Could you consider doing the bulk of the cooking with gas, that you set at a fixed fuel consumption level but a temp ~10 degF under your desired level, and then do the final 2% of your power delivery via electric filaments? It's very cheap, easy, and effective to electrically turn resistors on and off in a thermostatic fashion. Gas burners not so much. And you can build a smoker the size of a house and still be able to accomplish precise temperature control this way with the electric power from a simple 120V/15A circuit. Large all-electric smokers have the disadvantage of needing much larger power requirements.
 
I am working on a system that will use propane to heat 80% of the temperature needed to reach set point. That can be adjusted manually, and will remain constant. The other 20% will be variable and controlled via. a controller.

The biggest set back for an auto gas set up is the on/off cycling....just like your gas oven, it will result in huge temp. swings. Not good for smoking sausages.....

I'm still working out the kinks in the system.
 
Propane with a turkey fryer type burner with a needle valve installed after the regulator is working very well for me. Not really set and forget, but once everything is warm, setting the needle valve to a constant heat is pretty easy and I can leave the smokehouse for a couple hours at a time easily.
 
There's real variety on this blog over the desired level of temperature control and what constitutes good enough. Bottom line, gas systems will have 10+ degF of temp variation. If you calculate what effect that has on how the inside of a big piece of meat as it heats up, it's pretty negligible, but still, some folks want 10X better. That crowd needs electric. If you're limited to 15A standard circuits, you'll take a while to heat up if you're all electric, even with good thermal insulation. But a hybrid system, where gas provides the base and electric modulates the top, can keep both camps happy.

▸ **RECORDS**:
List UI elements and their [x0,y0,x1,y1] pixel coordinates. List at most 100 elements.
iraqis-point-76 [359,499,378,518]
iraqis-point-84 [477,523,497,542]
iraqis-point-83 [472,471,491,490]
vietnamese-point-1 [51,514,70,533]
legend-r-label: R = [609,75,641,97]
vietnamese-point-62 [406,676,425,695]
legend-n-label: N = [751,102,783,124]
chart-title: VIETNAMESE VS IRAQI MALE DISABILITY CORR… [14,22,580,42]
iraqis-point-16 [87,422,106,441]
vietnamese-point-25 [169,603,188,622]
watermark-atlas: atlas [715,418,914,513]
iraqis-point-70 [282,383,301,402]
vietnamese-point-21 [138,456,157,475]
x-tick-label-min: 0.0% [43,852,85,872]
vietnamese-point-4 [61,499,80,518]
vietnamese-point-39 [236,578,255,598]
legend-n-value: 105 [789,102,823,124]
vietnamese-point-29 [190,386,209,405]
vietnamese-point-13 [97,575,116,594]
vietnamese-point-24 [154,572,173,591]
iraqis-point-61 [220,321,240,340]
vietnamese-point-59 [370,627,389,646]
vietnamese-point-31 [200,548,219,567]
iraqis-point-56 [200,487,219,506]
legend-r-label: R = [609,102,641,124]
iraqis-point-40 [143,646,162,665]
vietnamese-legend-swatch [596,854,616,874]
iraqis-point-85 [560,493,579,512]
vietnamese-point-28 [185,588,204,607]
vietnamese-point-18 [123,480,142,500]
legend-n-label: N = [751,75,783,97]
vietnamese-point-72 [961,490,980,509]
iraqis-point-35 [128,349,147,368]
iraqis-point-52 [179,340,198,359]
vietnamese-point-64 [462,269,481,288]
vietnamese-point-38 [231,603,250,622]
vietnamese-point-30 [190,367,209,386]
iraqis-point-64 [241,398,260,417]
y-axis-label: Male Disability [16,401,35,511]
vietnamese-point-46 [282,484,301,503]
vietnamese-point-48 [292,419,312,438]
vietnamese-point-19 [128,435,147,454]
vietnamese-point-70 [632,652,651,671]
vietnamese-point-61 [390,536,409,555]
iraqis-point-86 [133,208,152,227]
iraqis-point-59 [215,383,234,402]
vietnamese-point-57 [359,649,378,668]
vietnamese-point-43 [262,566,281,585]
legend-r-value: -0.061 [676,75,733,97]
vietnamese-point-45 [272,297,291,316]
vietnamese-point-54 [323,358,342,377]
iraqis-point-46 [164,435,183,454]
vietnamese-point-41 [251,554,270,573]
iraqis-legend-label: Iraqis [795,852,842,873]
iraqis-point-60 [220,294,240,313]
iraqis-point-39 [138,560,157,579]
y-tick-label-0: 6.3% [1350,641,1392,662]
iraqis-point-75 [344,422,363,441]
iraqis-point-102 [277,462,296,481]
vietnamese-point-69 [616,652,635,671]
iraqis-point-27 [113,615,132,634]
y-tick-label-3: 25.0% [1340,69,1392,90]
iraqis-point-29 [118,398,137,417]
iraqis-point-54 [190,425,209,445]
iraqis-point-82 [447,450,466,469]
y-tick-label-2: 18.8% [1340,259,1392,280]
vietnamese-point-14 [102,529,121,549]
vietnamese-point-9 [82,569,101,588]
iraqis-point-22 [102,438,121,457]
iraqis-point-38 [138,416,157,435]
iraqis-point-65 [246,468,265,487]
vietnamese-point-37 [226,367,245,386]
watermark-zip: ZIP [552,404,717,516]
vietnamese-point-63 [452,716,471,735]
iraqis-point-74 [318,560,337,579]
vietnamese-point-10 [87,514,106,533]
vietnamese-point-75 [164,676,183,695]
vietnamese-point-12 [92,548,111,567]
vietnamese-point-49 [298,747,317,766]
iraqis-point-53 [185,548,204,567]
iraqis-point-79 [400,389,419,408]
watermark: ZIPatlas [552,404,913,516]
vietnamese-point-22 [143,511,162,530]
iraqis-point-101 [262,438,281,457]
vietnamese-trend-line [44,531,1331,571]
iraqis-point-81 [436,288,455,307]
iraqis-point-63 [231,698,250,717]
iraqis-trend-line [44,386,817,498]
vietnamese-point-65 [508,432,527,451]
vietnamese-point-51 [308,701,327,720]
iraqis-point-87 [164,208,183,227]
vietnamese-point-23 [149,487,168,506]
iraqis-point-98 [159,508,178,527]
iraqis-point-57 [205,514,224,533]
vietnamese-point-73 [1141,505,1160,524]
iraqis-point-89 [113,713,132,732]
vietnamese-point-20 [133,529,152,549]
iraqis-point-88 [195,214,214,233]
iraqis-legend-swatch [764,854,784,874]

▸ **BRIEF**:
In the smoker temperature discussion, how much temperature variation do gas systems have?

▸ **REPLY**:
10+ degF